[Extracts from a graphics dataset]
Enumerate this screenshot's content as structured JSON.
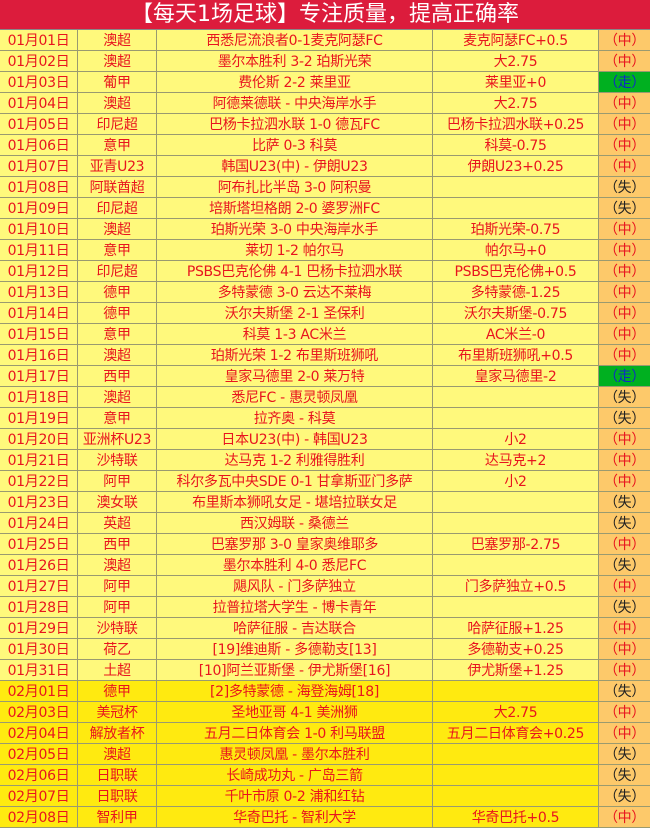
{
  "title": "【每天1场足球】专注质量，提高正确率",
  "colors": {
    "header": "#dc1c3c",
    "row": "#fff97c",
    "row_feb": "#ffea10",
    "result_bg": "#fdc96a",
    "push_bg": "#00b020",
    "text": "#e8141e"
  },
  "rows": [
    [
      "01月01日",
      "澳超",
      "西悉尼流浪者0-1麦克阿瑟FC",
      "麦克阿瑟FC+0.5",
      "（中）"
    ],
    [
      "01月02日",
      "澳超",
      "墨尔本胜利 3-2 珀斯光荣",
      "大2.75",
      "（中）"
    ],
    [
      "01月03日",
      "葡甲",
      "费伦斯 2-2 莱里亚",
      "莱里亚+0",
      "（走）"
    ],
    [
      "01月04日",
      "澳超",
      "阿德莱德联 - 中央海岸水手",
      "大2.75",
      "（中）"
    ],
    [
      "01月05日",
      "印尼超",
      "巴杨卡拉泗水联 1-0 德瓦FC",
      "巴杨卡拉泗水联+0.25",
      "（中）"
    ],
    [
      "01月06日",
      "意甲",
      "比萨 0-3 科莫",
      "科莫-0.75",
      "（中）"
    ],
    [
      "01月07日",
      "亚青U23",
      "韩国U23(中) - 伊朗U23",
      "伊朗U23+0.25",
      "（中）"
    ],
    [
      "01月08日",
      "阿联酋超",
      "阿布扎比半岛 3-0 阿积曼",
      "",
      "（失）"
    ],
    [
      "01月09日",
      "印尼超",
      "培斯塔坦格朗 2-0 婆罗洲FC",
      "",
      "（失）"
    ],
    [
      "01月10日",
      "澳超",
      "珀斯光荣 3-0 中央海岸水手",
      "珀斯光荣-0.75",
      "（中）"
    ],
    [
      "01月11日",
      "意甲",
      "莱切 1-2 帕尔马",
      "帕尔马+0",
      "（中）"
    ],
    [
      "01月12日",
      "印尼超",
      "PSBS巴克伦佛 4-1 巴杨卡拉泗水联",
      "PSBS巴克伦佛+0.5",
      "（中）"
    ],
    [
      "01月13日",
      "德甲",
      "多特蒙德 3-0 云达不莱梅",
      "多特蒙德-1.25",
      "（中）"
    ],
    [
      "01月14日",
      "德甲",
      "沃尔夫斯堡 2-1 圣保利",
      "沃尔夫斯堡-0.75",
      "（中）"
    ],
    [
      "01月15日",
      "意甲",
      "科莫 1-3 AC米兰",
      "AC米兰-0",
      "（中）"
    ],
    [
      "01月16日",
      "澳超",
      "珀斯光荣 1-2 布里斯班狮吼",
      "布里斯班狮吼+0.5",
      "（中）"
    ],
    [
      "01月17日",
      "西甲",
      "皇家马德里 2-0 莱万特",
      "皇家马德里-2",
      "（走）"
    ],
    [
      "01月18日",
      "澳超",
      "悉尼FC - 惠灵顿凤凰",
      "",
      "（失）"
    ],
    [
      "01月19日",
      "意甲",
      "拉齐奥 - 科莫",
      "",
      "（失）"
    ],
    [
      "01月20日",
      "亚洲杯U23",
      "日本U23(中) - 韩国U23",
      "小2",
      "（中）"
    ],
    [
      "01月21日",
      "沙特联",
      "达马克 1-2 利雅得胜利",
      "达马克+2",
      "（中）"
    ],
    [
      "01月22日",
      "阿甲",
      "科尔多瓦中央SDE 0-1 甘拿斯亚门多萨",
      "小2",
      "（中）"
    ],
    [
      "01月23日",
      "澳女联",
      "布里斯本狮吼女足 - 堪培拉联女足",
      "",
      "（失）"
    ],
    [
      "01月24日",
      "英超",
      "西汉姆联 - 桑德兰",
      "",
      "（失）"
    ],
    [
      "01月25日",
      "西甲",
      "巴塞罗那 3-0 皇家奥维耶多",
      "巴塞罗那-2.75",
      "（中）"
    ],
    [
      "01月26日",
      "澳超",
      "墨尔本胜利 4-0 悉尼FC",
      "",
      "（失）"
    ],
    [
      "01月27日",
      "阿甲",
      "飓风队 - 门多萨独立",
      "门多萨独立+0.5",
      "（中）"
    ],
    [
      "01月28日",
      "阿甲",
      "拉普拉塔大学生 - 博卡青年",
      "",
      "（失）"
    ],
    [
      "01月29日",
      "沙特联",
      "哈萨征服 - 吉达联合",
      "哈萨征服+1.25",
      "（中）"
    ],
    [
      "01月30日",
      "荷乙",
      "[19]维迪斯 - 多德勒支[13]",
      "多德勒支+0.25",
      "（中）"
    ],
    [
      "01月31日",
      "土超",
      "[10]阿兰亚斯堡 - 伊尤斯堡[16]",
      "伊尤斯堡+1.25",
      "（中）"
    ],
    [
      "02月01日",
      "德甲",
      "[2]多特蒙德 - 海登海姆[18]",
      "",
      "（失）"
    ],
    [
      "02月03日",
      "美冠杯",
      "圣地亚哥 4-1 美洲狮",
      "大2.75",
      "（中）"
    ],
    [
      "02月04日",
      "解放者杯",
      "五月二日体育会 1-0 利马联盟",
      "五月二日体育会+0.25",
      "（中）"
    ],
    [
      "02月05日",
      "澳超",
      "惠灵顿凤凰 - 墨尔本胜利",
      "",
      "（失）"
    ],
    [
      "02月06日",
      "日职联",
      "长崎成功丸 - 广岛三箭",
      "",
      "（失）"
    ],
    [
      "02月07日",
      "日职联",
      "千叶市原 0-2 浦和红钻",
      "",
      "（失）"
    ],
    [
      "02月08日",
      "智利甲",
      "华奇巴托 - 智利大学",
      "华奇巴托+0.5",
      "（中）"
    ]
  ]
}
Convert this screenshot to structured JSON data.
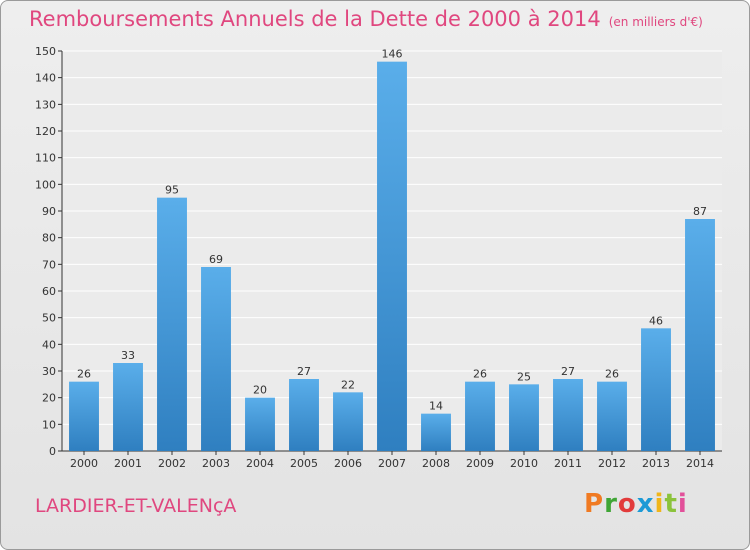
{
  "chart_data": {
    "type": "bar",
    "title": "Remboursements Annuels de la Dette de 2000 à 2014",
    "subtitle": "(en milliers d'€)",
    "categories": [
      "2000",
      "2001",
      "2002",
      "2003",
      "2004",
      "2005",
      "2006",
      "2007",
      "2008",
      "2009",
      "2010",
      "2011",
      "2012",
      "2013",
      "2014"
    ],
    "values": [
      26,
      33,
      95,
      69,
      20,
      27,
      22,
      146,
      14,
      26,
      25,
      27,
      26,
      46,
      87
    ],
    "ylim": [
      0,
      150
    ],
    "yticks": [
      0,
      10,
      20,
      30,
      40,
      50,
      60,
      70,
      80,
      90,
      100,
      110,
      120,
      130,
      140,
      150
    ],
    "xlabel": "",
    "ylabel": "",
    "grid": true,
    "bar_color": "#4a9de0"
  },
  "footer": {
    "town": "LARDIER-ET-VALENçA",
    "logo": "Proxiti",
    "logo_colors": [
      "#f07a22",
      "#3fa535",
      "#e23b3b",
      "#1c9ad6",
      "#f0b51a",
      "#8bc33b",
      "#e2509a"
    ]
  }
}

* **AIM**:
Reproduce exactly the lines from the one with "Convert this screenshot" to the bottom of the listing, both ends included, and nothing else. Skip the pictures.

* **EXERCISE SOLUTION**:
Convert this screenshot to structured JSON data.
{
  "chart_data": {
    "type": "bar",
    "title": "Remboursements Annuels de la Dette de 2000 à 2014",
    "subtitle": "(en milliers d'€)",
    "categories": [
      "2000",
      "2001",
      "2002",
      "2003",
      "2004",
      "2005",
      "2006",
      "2007",
      "2008",
      "2009",
      "2010",
      "2011",
      "2012",
      "2013",
      "2014"
    ],
    "values": [
      26,
      33,
      95,
      69,
      20,
      27,
      22,
      146,
      14,
      26,
      25,
      27,
      26,
      46,
      87
    ],
    "ylim": [
      0,
      150
    ],
    "yticks": [
      0,
      10,
      20,
      30,
      40,
      50,
      60,
      70,
      80,
      90,
      100,
      110,
      120,
      130,
      140,
      150
    ],
    "xlabel": "",
    "ylabel": "",
    "grid": true,
    "bar_color": "#4a9de0"
  },
  "footer": {
    "town": "LARDIER-ET-VALENçA",
    "logo": "Proxiti",
    "logo_colors": [
      "#f07a22",
      "#3fa535",
      "#e23b3b",
      "#1c9ad6",
      "#f0b51a",
      "#8bc33b",
      "#e2509a"
    ]
  }
}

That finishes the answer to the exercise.